▶ [JOB]: Repeat all of the data precisely.

[Records from a collection of figures]
★ ★ ★
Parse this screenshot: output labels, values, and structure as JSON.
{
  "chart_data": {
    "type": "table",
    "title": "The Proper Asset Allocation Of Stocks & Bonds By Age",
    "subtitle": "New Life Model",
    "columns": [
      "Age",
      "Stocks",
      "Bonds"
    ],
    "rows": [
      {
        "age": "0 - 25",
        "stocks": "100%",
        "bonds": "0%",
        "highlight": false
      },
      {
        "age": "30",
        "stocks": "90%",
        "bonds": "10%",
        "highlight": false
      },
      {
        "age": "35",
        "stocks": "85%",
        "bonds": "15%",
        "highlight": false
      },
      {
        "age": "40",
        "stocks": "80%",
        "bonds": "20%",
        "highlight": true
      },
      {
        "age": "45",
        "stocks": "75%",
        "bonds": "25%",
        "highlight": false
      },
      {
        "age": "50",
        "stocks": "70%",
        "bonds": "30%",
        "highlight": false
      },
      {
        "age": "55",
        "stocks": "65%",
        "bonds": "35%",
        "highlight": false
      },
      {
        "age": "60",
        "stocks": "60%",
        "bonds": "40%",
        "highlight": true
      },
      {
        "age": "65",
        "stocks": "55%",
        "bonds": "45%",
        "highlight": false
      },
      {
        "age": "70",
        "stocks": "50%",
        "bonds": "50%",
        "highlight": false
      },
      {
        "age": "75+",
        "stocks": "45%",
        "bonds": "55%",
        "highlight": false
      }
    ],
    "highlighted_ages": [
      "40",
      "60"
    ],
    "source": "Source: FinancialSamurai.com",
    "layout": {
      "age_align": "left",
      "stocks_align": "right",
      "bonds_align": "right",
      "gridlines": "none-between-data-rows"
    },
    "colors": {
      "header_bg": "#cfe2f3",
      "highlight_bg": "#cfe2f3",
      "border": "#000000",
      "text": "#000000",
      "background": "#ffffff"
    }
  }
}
★ ★ ★
▶ [WRITTEN SOLUTION]:
Parse this screenshot: output labels, values, and structure as JSON.
{
  "chart_data": {
    "type": "table",
    "title": "The Proper Asset Allocation Of Stocks & Bonds By Age",
    "subtitle": "New Life Model",
    "columns": [
      "Age",
      "Stocks",
      "Bonds"
    ],
    "rows": [
      {
        "age": "0 - 25",
        "stocks": "100%",
        "bonds": "0%",
        "highlight": false
      },
      {
        "age": "30",
        "stocks": "90%",
        "bonds": "10%",
        "highlight": false
      },
      {
        "age": "35",
        "stocks": "85%",
        "bonds": "15%",
        "highlight": false
      },
      {
        "age": "40",
        "stocks": "80%",
        "bonds": "20%",
        "highlight": true
      },
      {
        "age": "45",
        "stocks": "75%",
        "bonds": "25%",
        "highlight": false
      },
      {
        "age": "50",
        "stocks": "70%",
        "bonds": "30%",
        "highlight": false
      },
      {
        "age": "55",
        "stocks": "65%",
        "bonds": "35%",
        "highlight": false
      },
      {
        "age": "60",
        "stocks": "60%",
        "bonds": "40%",
        "highlight": true
      },
      {
        "age": "65",
        "stocks": "55%",
        "bonds": "45%",
        "highlight": false
      },
      {
        "age": "70",
        "stocks": "50%",
        "bonds": "50%",
        "highlight": false
      },
      {
        "age": "75+",
        "stocks": "45%",
        "bonds": "55%",
        "highlight": false
      }
    ],
    "highlighted_ages": [
      "40",
      "60"
    ],
    "source": "Source: FinancialSamurai.com",
    "layout": {
      "age_align": "left",
      "stocks_align": "right",
      "bonds_align": "right",
      "gridlines": "none-between-data-rows"
    },
    "colors": {
      "header_bg": "#cfe2f3",
      "highlight_bg": "#cfe2f3",
      "border": "#000000",
      "text": "#000000",
      "background": "#ffffff"
    }
  }
}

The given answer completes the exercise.